▶ To be done: From the line that includes "What's the underlying" to the last line of the records that follow, copy every line exactly and nothing more, omitting pictures.

▶ Raw records:
○ ○ ○
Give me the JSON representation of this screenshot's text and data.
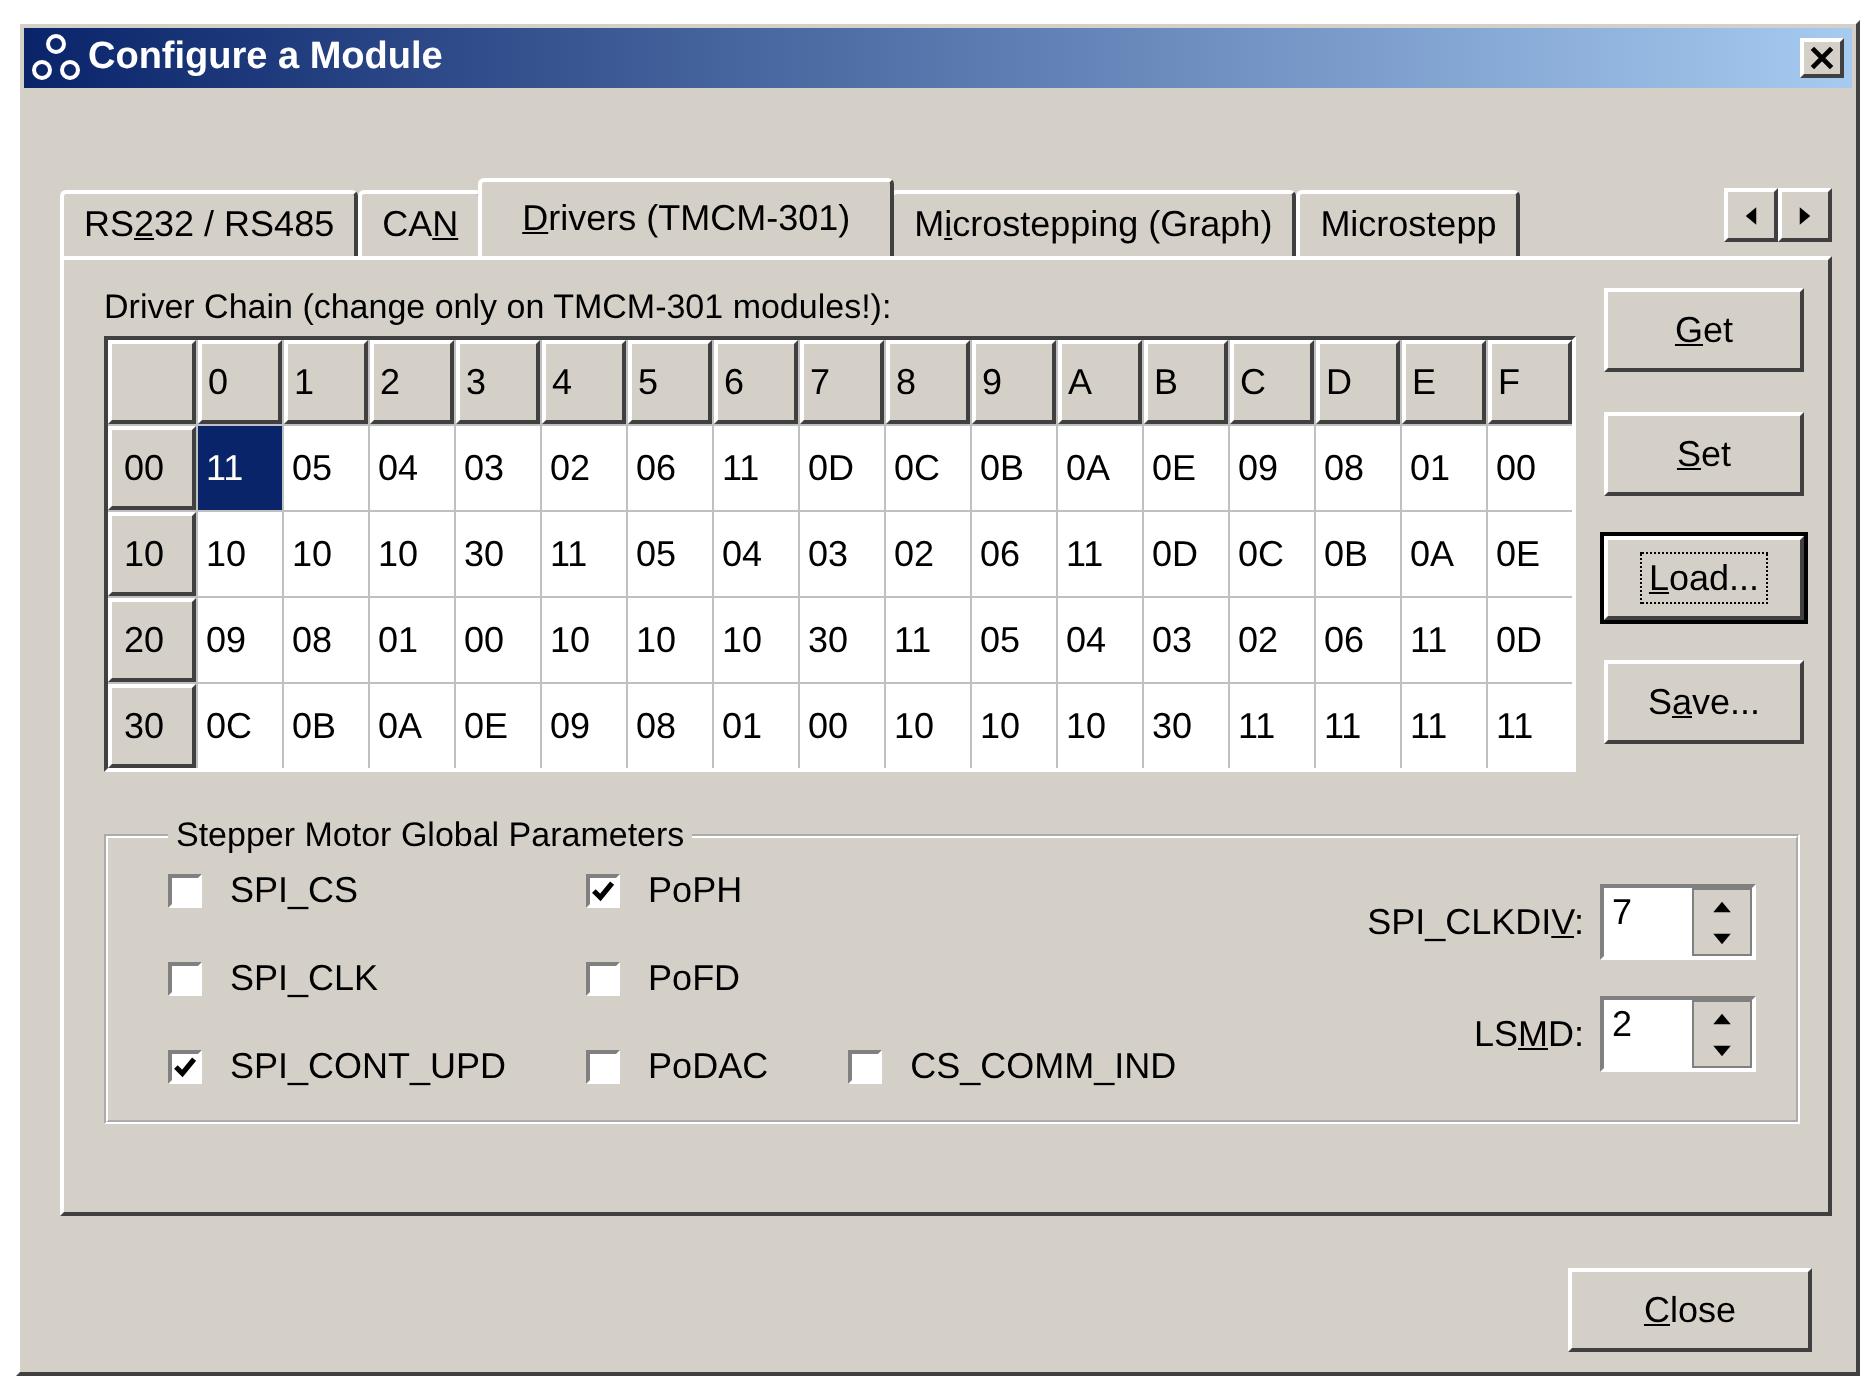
{
  "window": {
    "title": "Configure a Module"
  },
  "tabs": [
    {
      "label": {
        "pre": "RS",
        "u": "2",
        "post": "32 / RS485"
      },
      "selected": false
    },
    {
      "label": {
        "pre": "CA",
        "u": "N"
      },
      "selected": false
    },
    {
      "label": {
        "u": "D",
        "post": "rivers (TMCM-301)"
      },
      "selected": true
    },
    {
      "label": {
        "pre": "M",
        "u": "i",
        "post": "crostepping (Graph)"
      },
      "selected": false
    },
    {
      "label": {
        "pre": "Microstepp"
      },
      "selected": false
    }
  ],
  "driver_chain": {
    "caption": "Driver Chain (change only on TMCM-301 modules!):",
    "columns": [
      "0",
      "1",
      "2",
      "3",
      "4",
      "5",
      "6",
      "7",
      "8",
      "9",
      "A",
      "B",
      "C",
      "D",
      "E",
      "F"
    ],
    "rows": [
      {
        "header": "00",
        "cells": [
          {
            "value": "11",
            "selected": true
          },
          {
            "value": "05",
            "selected": false
          },
          {
            "value": "04",
            "selected": false
          },
          {
            "value": "03",
            "selected": false
          },
          {
            "value": "02",
            "selected": false
          },
          {
            "value": "06",
            "selected": false
          },
          {
            "value": "11",
            "selected": false
          },
          {
            "value": "0D",
            "selected": false
          },
          {
            "value": "0C",
            "selected": false
          },
          {
            "value": "0B",
            "selected": false
          },
          {
            "value": "0A",
            "selected": false
          },
          {
            "value": "0E",
            "selected": false
          },
          {
            "value": "09",
            "selected": false
          },
          {
            "value": "08",
            "selected": false
          },
          {
            "value": "01",
            "selected": false
          },
          {
            "value": "00",
            "selected": false
          }
        ]
      },
      {
        "header": "10",
        "cells": [
          {
            "value": "10",
            "selected": false
          },
          {
            "value": "10",
            "selected": false
          },
          {
            "value": "10",
            "selected": false
          },
          {
            "value": "30",
            "selected": false
          },
          {
            "value": "11",
            "selected": false
          },
          {
            "value": "05",
            "selected": false
          },
          {
            "value": "04",
            "selected": false
          },
          {
            "value": "03",
            "selected": false
          },
          {
            "value": "02",
            "selected": false
          },
          {
            "value": "06",
            "selected": false
          },
          {
            "value": "11",
            "selected": false
          },
          {
            "value": "0D",
            "selected": false
          },
          {
            "value": "0C",
            "selected": false
          },
          {
            "value": "0B",
            "selected": false
          },
          {
            "value": "0A",
            "selected": false
          },
          {
            "value": "0E",
            "selected": false
          }
        ]
      },
      {
        "header": "20",
        "cells": [
          {
            "value": "09",
            "selected": false
          },
          {
            "value": "08",
            "selected": false
          },
          {
            "value": "01",
            "selected": false
          },
          {
            "value": "00",
            "selected": false
          },
          {
            "value": "10",
            "selected": false
          },
          {
            "value": "10",
            "selected": false
          },
          {
            "value": "10",
            "selected": false
          },
          {
            "value": "30",
            "selected": false
          },
          {
            "value": "11",
            "selected": false
          },
          {
            "value": "05",
            "selected": false
          },
          {
            "value": "04",
            "selected": false
          },
          {
            "value": "03",
            "selected": false
          },
          {
            "value": "02",
            "selected": false
          },
          {
            "value": "06",
            "selected": false
          },
          {
            "value": "11",
            "selected": false
          },
          {
            "value": "0D",
            "selected": false
          }
        ]
      },
      {
        "header": "30",
        "cells": [
          {
            "value": "0C",
            "selected": false
          },
          {
            "value": "0B",
            "selected": false
          },
          {
            "value": "0A",
            "selected": false
          },
          {
            "value": "0E",
            "selected": false
          },
          {
            "value": "09",
            "selected": false
          },
          {
            "value": "08",
            "selected": false
          },
          {
            "value": "01",
            "selected": false
          },
          {
            "value": "00",
            "selected": false
          },
          {
            "value": "10",
            "selected": false
          },
          {
            "value": "10",
            "selected": false
          },
          {
            "value": "10",
            "selected": false
          },
          {
            "value": "30",
            "selected": false
          },
          {
            "value": "11",
            "selected": false
          },
          {
            "value": "11",
            "selected": false
          },
          {
            "value": "11",
            "selected": false
          },
          {
            "value": "11",
            "selected": false
          }
        ]
      }
    ]
  },
  "side_buttons": [
    {
      "label": {
        "u": "G",
        "post": "et"
      },
      "focused": false
    },
    {
      "label": {
        "u": "S",
        "post": "et"
      },
      "focused": false
    },
    {
      "label": {
        "u": "L",
        "post": "oad..."
      },
      "focused": true
    },
    {
      "label": {
        "pre": "S",
        "u": "a",
        "post": "ve..."
      },
      "focused": false
    }
  ],
  "parameters": {
    "title": "Stepper Motor Global Parameters",
    "checkbox_columns": [
      [
        {
          "label": "SPI_CS",
          "checked": false
        },
        {
          "label": "SPI_CLK",
          "checked": false
        },
        {
          "label": "SPI_CONT_UPD",
          "checked": true
        }
      ],
      [
        {
          "label": "PoPH",
          "checked": true
        },
        {
          "label": "PoFD",
          "checked": false
        },
        {
          "label": "PoDAC",
          "checked": false
        }
      ],
      [
        {
          "label": "CS_COMM_IND",
          "checked": false
        }
      ]
    ],
    "spinners": [
      {
        "label": {
          "pre": "SPI_CLKDI",
          "u": "V",
          "post": ":"
        },
        "value": "7"
      },
      {
        "label": {
          "pre": "LS",
          "u": "M",
          "post": "D:"
        },
        "value": "2"
      }
    ]
  },
  "footer_buttons": [
    {
      "label": {
        "u": "C",
        "post": "lose"
      },
      "focused": false
    }
  ]
}
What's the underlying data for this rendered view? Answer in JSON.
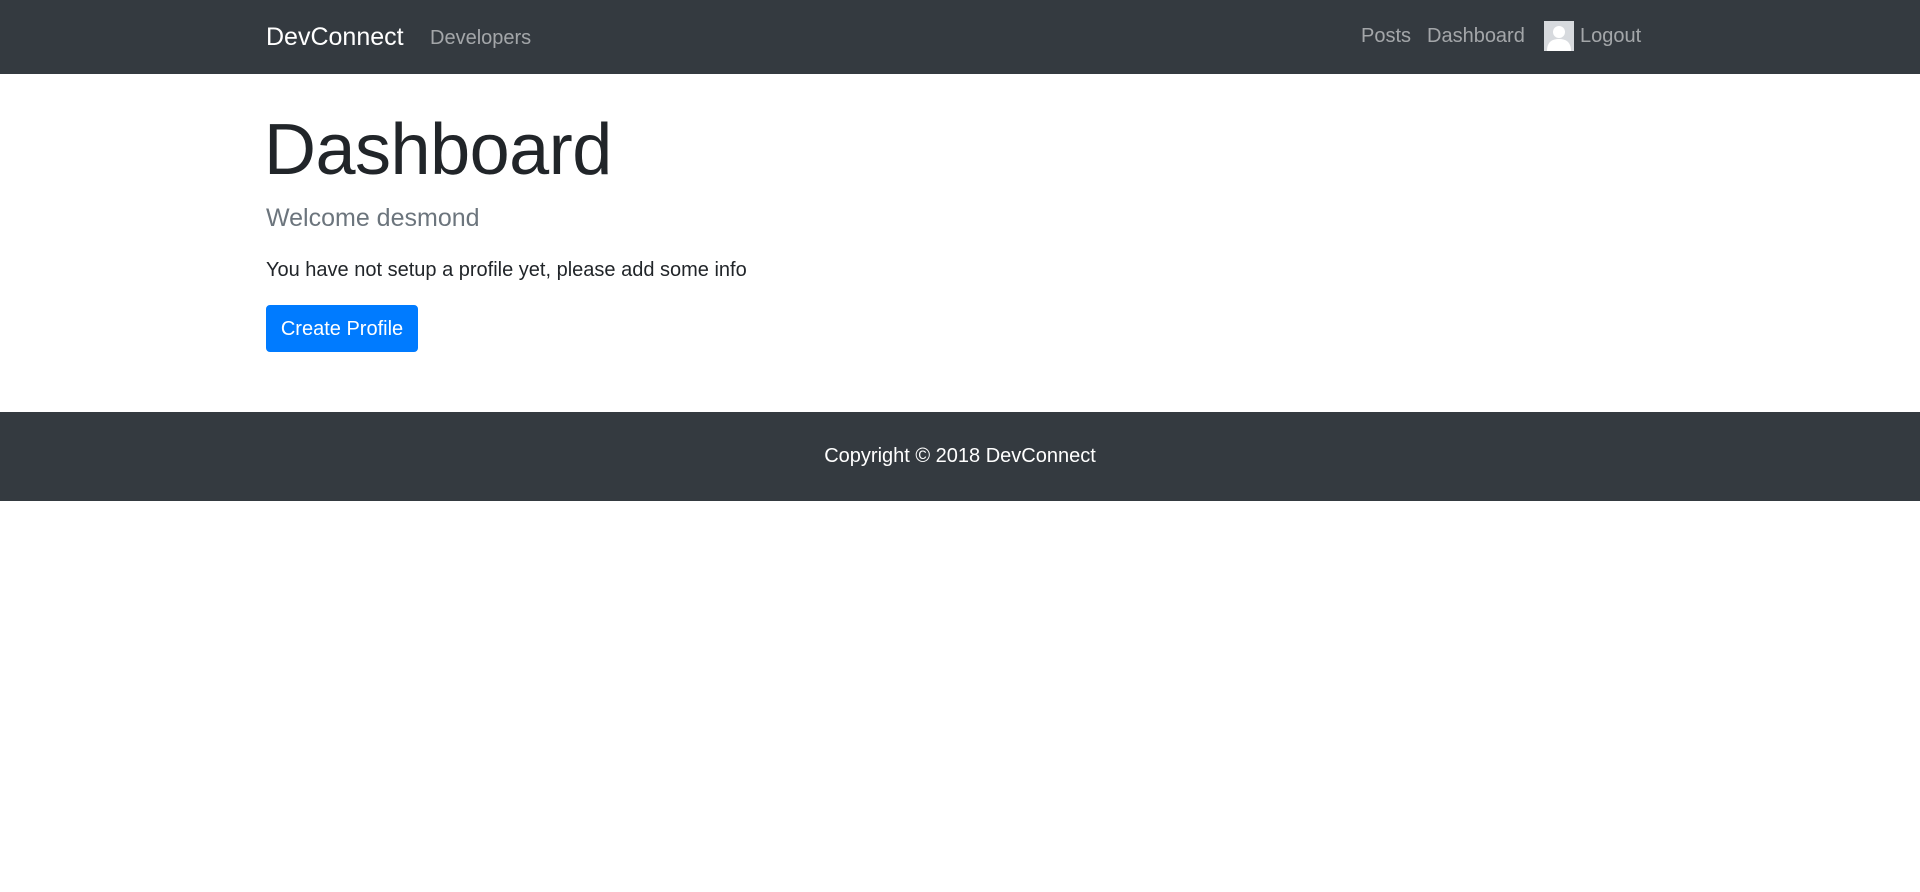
{
  "navbar": {
    "brand": "DevConnect",
    "left_links": [
      {
        "label": "Developers"
      }
    ],
    "right_links": [
      {
        "label": "Posts"
      },
      {
        "label": "Dashboard"
      }
    ],
    "logout": {
      "label": "Logout",
      "avatar_icon": "user-avatar-icon"
    }
  },
  "main": {
    "title": "Dashboard",
    "welcome": "Welcome desmond",
    "info": "You have not setup a profile yet, please add some info",
    "create_button": "Create Profile"
  },
  "footer": {
    "copyright": "Copyright © 2018 DevConnect"
  },
  "colors": {
    "navbar_bg": "#343a40",
    "primary": "#007bff",
    "muted": "#6c757d"
  }
}
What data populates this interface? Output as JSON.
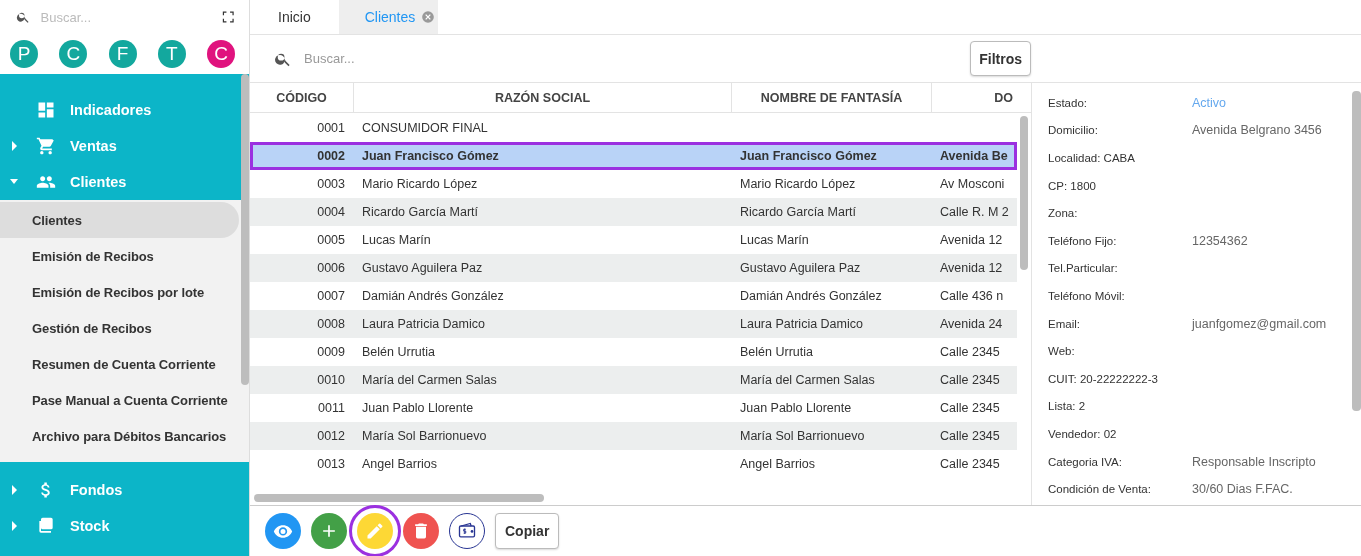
○ ○ ○
▶ Answer to the problem:
What's the underlying data for this rendered view? Answer in JSON.
{
  "navbar": {
    "brand": "DevConnect",
    "left_links": [
      {
        "label": "Developers"
      }
    ],
    "right_links": [
      {
        "label": "Posts"
      },
      {
        "label": "Dashboard"
      }
    ],
    "logout": {
      "label": "Logout",
      "avatar_icon": "user-avatar-icon"
    }
  },
  "main": {
    "title": "Dashboard",
    "welcome": "Welcome desmond",
    "info": "You have not setup a profile yet, please add some info",
    "create_button": "Create Profile"
  },
  "footer": {
    "copyright": "Copyright © 2018 DevConnect"
  },
  "colors": {
    "navbar_bg": "#343a40",
    "primary": "#007bff",
    "muted": "#6c757d"
  }
}
What data populates this interface? Output as JSON.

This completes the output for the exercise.